● Task directions: Filter the entries, keeping every line with the word "Diluted".

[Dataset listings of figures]
────────────────────────────────────────

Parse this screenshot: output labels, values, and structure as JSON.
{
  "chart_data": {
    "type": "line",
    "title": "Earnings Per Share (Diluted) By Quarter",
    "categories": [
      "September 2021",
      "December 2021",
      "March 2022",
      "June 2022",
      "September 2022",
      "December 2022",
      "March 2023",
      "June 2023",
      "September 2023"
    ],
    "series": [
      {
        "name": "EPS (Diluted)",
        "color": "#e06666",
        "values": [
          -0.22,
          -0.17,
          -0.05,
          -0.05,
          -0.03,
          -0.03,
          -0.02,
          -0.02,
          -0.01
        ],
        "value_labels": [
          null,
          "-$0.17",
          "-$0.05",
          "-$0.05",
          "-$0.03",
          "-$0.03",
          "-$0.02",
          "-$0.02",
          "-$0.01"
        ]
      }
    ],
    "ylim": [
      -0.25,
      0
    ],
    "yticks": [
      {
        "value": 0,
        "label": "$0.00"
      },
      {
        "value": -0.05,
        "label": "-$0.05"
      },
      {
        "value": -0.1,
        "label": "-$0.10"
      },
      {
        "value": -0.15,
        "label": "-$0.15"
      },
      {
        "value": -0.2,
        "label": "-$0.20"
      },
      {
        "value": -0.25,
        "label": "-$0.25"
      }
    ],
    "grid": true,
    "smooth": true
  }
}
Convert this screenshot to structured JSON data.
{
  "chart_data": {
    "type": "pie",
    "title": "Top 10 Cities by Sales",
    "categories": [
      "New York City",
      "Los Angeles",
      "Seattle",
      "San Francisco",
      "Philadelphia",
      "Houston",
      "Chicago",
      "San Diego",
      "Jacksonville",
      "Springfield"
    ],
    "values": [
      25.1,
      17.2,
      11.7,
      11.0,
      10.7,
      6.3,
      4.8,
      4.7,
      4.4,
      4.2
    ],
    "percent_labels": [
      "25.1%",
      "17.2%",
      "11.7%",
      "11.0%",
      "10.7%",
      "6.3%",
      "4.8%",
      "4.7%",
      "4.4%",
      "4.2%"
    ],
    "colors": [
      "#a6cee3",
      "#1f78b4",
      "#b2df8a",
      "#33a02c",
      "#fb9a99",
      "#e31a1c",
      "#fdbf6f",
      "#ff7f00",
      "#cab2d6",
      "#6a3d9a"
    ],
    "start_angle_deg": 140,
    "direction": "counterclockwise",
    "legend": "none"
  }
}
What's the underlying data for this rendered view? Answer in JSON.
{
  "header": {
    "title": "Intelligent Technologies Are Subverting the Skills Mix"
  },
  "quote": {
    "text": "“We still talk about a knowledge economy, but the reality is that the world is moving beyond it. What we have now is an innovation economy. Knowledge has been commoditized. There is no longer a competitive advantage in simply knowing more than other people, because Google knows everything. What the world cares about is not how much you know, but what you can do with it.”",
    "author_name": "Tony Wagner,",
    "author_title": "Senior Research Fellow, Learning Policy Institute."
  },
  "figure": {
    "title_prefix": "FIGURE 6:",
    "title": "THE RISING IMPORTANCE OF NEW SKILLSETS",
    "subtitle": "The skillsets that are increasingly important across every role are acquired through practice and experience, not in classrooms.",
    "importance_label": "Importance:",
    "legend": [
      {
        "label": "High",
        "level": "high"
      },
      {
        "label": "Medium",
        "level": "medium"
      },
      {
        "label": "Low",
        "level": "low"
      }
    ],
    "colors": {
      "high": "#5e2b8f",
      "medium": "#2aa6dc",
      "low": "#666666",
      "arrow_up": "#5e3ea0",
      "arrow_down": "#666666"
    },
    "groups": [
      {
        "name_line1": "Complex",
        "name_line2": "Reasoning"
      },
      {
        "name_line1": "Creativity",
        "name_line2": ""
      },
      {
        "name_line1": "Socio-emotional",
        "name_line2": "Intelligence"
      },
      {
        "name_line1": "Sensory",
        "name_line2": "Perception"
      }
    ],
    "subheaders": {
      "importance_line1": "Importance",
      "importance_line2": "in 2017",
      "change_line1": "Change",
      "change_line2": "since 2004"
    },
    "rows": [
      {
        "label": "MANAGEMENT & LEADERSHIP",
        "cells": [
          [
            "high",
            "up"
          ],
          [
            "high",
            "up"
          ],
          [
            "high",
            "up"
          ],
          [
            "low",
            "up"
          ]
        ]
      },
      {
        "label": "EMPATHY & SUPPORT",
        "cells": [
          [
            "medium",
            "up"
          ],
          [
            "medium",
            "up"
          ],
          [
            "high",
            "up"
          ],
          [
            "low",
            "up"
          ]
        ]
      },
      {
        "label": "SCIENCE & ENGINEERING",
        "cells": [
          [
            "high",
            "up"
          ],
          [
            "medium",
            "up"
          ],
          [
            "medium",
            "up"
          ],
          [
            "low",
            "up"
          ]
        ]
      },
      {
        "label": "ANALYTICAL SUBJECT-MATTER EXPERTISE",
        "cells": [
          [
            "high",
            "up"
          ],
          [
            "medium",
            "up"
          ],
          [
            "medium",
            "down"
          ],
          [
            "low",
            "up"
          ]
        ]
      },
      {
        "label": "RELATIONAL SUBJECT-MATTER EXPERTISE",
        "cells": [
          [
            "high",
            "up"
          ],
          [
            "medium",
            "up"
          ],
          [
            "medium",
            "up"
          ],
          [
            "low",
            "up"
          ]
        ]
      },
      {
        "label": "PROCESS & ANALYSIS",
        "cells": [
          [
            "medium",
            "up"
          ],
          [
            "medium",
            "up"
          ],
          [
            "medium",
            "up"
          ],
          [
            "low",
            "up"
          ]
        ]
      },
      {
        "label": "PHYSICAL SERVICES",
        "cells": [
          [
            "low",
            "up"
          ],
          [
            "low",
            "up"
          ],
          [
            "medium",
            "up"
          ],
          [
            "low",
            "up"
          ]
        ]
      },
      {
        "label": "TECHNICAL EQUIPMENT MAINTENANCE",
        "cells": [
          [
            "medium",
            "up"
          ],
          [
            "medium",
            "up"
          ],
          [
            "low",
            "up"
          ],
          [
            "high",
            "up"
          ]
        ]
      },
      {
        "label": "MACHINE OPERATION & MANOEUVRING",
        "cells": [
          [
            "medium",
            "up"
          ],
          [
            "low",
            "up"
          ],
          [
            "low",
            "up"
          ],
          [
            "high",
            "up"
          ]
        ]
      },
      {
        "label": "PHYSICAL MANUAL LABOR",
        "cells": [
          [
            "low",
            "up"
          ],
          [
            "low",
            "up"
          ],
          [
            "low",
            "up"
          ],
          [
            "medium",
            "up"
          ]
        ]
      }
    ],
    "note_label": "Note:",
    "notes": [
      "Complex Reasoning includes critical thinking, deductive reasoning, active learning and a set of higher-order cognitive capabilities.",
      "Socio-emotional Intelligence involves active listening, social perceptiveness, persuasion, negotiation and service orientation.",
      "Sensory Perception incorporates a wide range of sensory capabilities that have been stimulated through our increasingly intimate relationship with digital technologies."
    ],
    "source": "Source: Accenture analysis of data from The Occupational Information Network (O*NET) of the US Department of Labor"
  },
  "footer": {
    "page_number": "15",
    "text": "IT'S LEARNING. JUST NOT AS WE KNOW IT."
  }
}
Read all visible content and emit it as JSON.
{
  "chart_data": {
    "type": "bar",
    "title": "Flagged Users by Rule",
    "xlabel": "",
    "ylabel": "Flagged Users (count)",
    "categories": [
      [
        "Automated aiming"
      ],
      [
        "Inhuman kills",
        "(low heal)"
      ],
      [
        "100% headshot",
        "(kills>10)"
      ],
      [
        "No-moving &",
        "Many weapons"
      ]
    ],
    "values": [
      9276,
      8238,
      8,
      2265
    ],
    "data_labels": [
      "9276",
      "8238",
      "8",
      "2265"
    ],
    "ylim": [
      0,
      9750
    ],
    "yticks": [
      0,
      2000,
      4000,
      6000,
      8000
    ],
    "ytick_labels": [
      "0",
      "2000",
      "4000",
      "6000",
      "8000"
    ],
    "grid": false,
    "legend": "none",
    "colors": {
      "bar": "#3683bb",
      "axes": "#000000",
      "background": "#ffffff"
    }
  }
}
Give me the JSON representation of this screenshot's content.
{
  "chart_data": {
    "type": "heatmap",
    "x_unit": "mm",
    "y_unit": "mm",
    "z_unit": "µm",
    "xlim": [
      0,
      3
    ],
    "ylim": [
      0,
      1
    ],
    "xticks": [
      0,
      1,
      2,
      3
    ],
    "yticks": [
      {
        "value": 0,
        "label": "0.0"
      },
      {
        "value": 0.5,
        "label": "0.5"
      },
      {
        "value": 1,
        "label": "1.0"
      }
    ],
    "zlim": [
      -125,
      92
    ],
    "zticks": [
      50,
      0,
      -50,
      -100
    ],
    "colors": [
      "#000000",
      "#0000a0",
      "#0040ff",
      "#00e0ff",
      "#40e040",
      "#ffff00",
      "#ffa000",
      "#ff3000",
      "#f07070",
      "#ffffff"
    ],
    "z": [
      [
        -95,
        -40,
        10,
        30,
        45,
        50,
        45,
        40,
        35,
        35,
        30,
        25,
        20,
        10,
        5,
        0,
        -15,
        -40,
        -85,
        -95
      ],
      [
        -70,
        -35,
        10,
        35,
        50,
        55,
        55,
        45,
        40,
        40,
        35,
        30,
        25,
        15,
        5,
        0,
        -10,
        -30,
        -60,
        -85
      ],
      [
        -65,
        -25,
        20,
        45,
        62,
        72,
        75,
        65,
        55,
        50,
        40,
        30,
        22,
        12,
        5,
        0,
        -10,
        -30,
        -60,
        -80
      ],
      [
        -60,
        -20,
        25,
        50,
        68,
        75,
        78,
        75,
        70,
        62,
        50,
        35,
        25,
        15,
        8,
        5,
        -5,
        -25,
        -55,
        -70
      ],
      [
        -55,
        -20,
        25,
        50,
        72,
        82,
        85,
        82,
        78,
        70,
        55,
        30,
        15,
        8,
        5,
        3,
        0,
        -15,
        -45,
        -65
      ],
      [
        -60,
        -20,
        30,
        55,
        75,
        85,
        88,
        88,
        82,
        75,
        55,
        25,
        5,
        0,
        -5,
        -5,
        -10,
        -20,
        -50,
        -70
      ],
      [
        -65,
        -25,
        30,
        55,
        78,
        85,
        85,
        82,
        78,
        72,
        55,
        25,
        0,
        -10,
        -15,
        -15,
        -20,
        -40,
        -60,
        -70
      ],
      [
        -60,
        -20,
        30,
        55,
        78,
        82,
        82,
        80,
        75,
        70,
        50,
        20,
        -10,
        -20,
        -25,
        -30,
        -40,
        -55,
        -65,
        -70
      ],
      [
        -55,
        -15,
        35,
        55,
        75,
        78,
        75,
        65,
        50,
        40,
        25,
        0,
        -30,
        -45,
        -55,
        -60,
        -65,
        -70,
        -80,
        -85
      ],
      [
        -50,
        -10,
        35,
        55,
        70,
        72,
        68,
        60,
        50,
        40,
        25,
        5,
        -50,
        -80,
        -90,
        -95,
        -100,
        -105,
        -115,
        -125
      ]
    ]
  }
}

────────────────────────────────────────

● Answer for the task:
    "title": "Earnings Per Share (Diluted) By Quarter",
        "name": "EPS (Diluted)",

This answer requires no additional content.